◆ **GOAL OF THE EXERCISE**: Will you write out all the entries below exactly?

# # # # #

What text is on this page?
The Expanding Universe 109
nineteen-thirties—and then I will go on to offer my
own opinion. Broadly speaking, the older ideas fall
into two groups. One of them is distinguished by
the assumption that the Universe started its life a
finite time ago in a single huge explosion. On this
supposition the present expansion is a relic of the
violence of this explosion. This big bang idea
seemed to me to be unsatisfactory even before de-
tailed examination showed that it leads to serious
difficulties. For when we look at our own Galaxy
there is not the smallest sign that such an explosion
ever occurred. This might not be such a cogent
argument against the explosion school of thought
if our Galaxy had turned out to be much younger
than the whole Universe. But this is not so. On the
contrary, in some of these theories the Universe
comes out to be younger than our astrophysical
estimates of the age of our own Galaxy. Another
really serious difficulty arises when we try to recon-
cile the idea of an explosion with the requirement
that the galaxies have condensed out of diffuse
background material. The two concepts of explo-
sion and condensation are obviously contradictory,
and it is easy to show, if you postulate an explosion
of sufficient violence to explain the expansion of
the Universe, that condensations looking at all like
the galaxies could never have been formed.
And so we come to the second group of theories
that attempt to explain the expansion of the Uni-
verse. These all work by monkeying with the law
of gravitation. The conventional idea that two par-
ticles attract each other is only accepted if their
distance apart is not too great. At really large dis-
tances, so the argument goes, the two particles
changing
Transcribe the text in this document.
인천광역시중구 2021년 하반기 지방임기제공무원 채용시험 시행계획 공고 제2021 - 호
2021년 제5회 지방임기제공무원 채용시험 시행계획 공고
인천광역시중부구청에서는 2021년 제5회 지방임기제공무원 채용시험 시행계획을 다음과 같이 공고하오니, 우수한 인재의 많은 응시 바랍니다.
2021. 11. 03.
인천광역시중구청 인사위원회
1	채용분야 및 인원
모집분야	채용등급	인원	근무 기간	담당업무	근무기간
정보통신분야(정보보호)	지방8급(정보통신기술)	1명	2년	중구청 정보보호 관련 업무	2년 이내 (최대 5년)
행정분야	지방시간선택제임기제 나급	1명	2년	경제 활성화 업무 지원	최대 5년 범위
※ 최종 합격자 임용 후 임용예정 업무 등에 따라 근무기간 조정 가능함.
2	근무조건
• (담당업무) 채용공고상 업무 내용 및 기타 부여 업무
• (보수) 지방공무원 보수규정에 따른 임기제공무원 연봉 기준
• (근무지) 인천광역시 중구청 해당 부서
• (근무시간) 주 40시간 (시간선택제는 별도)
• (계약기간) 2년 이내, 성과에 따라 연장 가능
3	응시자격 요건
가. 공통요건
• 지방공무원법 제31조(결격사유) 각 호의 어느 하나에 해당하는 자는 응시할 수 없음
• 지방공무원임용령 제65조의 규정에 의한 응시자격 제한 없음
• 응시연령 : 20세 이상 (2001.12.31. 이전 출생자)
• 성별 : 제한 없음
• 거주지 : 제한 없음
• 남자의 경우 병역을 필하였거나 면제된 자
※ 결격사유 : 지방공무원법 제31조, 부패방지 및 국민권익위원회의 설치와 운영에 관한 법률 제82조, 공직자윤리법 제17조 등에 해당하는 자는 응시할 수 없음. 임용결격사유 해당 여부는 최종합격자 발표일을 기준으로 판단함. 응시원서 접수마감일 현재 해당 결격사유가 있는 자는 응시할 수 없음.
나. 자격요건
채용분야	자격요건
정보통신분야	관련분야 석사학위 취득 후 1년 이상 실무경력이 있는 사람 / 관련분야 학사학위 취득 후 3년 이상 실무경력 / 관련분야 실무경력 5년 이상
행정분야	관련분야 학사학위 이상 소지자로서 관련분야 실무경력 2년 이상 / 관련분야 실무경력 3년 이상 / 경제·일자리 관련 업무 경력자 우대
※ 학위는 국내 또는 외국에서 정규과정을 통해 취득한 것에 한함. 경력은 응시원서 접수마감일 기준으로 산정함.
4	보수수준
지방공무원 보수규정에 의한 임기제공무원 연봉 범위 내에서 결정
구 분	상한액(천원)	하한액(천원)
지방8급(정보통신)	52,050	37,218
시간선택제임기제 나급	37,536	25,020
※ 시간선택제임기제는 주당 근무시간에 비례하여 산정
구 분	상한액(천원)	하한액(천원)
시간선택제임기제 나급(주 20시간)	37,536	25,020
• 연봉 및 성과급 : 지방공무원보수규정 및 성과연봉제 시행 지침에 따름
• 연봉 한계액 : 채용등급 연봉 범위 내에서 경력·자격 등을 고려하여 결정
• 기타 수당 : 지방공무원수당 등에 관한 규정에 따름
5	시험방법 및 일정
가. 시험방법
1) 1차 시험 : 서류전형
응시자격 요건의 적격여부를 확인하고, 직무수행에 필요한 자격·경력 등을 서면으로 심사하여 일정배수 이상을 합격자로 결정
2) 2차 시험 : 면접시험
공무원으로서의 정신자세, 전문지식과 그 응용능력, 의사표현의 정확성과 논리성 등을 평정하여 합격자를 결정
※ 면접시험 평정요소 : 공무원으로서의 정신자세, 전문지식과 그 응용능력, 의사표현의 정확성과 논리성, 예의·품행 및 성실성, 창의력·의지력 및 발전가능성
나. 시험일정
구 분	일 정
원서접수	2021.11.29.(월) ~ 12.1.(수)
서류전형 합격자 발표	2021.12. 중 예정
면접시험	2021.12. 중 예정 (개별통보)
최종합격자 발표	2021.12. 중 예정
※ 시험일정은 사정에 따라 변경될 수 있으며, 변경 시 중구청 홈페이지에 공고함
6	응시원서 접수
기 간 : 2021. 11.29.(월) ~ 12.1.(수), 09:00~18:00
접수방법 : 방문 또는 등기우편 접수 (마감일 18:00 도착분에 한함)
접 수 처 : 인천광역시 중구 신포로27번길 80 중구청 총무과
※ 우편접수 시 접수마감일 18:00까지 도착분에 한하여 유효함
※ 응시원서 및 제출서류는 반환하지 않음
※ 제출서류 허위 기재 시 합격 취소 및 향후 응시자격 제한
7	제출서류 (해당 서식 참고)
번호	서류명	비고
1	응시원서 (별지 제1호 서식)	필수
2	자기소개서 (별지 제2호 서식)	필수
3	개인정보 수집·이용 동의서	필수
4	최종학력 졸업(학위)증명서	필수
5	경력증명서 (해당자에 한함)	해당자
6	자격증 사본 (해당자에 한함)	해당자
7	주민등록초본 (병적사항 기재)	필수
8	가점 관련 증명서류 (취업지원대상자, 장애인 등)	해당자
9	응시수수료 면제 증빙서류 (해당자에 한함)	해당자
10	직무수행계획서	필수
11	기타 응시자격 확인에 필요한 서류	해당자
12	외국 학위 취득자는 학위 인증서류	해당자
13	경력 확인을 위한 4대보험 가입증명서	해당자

# # # # #

◆ **RESPONSE**:
What text is on this page?
The Expanding Universe 109
nineteen-thirties—and then I will go on to offer my
own opinion. Broadly speaking, the older ideas fall
into two groups. One of them is distinguished by
the assumption that the Universe started its life a
finite time ago in a single huge explosion. On this
supposition the present expansion is a relic of the
violence of this explosion. This big bang idea
seemed to me to be unsatisfactory even before de-
tailed examination showed that it leads to serious
difficulties. For when we look at our own Galaxy
there is not the smallest sign that such an explosion
ever occurred. This might not be such a cogent
argument against the explosion school of thought
if our Galaxy had turned out to be much younger
than the whole Universe. But this is not so. On the
contrary, in some of these theories the Universe
comes out to be younger than our astrophysical
estimates of the age of our own Galaxy. Another
really serious difficulty arises when we try to recon-
cile the idea of an explosion with the requirement
that the galaxies have condensed out of diffuse
background material. The two concepts of explo-
sion and condensation are obviously contradictory,
and it is easy to show, if you postulate an explosion
of sufficient violence to explain the expansion of
the Universe, that condensations looking at all like
the galaxies could never have been formed.
And so we come to the second group of theories
that attempt to explain the expansion of the Uni-
verse. These all work by monkeying with the law
of gravitation. The conventional idea that two par-
ticles attract each other is only accepted if their
distance apart is not too great. At really large dis-
tances, so the argument goes, the two particles
changing
Transcribe the text in this document.
인천광역시중구 2021년 하반기 지방임기제공무원 채용시험 시행계획 공고 제2021 - 호
2021년 제5회 지방임기제공무원 채용시험 시행계획 공고
인천광역시중부구청에서는 2021년 제5회 지방임기제공무원 채용시험 시행계획을 다음과 같이 공고하오니, 우수한 인재의 많은 응시 바랍니다.
2021. 11. 03.
인천광역시중구청 인사위원회
1	채용분야 및 인원
모집분야	채용등급	인원	근무 기간	담당업무	근무기간
정보통신분야(정보보호)	지방8급(정보통신기술)	1명	2년	중구청 정보보호 관련 업무	2년 이내 (최대 5년)
행정분야	지방시간선택제임기제 나급	1명	2년	경제 활성화 업무 지원	최대 5년 범위
※ 최종 합격자 임용 후 임용예정 업무 등에 따라 근무기간 조정 가능함.
2	근무조건
• (담당업무) 채용공고상 업무 내용 및 기타 부여 업무
• (보수) 지방공무원 보수규정에 따른 임기제공무원 연봉 기준
• (근무지) 인천광역시 중구청 해당 부서
• (근무시간) 주 40시간 (시간선택제는 별도)
• (계약기간) 2년 이내, 성과에 따라 연장 가능
3	응시자격 요건
가. 공통요건
• 지방공무원법 제31조(결격사유) 각 호의 어느 하나에 해당하는 자는 응시할 수 없음
• 지방공무원임용령 제65조의 규정에 의한 응시자격 제한 없음
• 응시연령 : 20세 이상 (2001.12.31. 이전 출생자)
• 성별 : 제한 없음
• 거주지 : 제한 없음
• 남자의 경우 병역을 필하였거나 면제된 자
※ 결격사유 : 지방공무원법 제31조, 부패방지 및 국민권익위원회의 설치와 운영에 관한 법률 제82조, 공직자윤리법 제17조 등에 해당하는 자는 응시할 수 없음. 임용결격사유 해당 여부는 최종합격자 발표일을 기준으로 판단함. 응시원서 접수마감일 현재 해당 결격사유가 있는 자는 응시할 수 없음.
나. 자격요건
채용분야	자격요건
정보통신분야	관련분야 석사학위 취득 후 1년 이상 실무경력이 있는 사람 / 관련분야 학사학위 취득 후 3년 이상 실무경력 / 관련분야 실무경력 5년 이상
행정분야	관련분야 학사학위 이상 소지자로서 관련분야 실무경력 2년 이상 / 관련분야 실무경력 3년 이상 / 경제·일자리 관련 업무 경력자 우대
※ 학위는 국내 또는 외국에서 정규과정을 통해 취득한 것에 한함. 경력은 응시원서 접수마감일 기준으로 산정함.
4	보수수준
지방공무원 보수규정에 의한 임기제공무원 연봉 범위 내에서 결정
구 분	상한액(천원)	하한액(천원)
지방8급(정보통신)	52,050	37,218
시간선택제임기제 나급	37,536	25,020
※ 시간선택제임기제는 주당 근무시간에 비례하여 산정
구 분	상한액(천원)	하한액(천원)
시간선택제임기제 나급(주 20시간)	37,536	25,020
• 연봉 및 성과급 : 지방공무원보수규정 및 성과연봉제 시행 지침에 따름
• 연봉 한계액 : 채용등급 연봉 범위 내에서 경력·자격 등을 고려하여 결정
• 기타 수당 : 지방공무원수당 등에 관한 규정에 따름
5	시험방법 및 일정
가. 시험방법
1) 1차 시험 : 서류전형
응시자격 요건의 적격여부를 확인하고, 직무수행에 필요한 자격·경력 등을 서면으로 심사하여 일정배수 이상을 합격자로 결정
2) 2차 시험 : 면접시험
공무원으로서의 정신자세, 전문지식과 그 응용능력, 의사표현의 정확성과 논리성 등을 평정하여 합격자를 결정
※ 면접시험 평정요소 : 공무원으로서의 정신자세, 전문지식과 그 응용능력, 의사표현의 정확성과 논리성, 예의·품행 및 성실성, 창의력·의지력 및 발전가능성
나. 시험일정
구 분	일 정
원서접수	2021.11.29.(월) ~ 12.1.(수)
서류전형 합격자 발표	2021.12. 중 예정
면접시험	2021.12. 중 예정 (개별통보)
최종합격자 발표	2021.12. 중 예정
※ 시험일정은 사정에 따라 변경될 수 있으며, 변경 시 중구청 홈페이지에 공고함
6	응시원서 접수
기 간 : 2021. 11.29.(월) ~ 12.1.(수), 09:00~18:00
접수방법 : 방문 또는 등기우편 접수 (마감일 18:00 도착분에 한함)
접 수 처 : 인천광역시 중구 신포로27번길 80 중구청 총무과
※ 우편접수 시 접수마감일 18:00까지 도착분에 한하여 유효함
※ 응시원서 및 제출서류는 반환하지 않음
※ 제출서류 허위 기재 시 합격 취소 및 향후 응시자격 제한
7	제출서류 (해당 서식 참고)
번호	서류명	비고
1	응시원서 (별지 제1호 서식)	필수
2	자기소개서 (별지 제2호 서식)	필수
3	개인정보 수집·이용 동의서	필수
4	최종학력 졸업(학위)증명서	필수
5	경력증명서 (해당자에 한함)	해당자
6	자격증 사본 (해당자에 한함)	해당자
7	주민등록초본 (병적사항 기재)	필수
8	가점 관련 증명서류 (취업지원대상자, 장애인 등)	해당자
9	응시수수료 면제 증빙서류 (해당자에 한함)	해당자
10	직무수행계획서	필수
11	기타 응시자격 확인에 필요한 서류	해당자
12	외국 학위 취득자는 학위 인증서류	해당자
13	경력 확인을 위한 4대보험 가입증명서	해당자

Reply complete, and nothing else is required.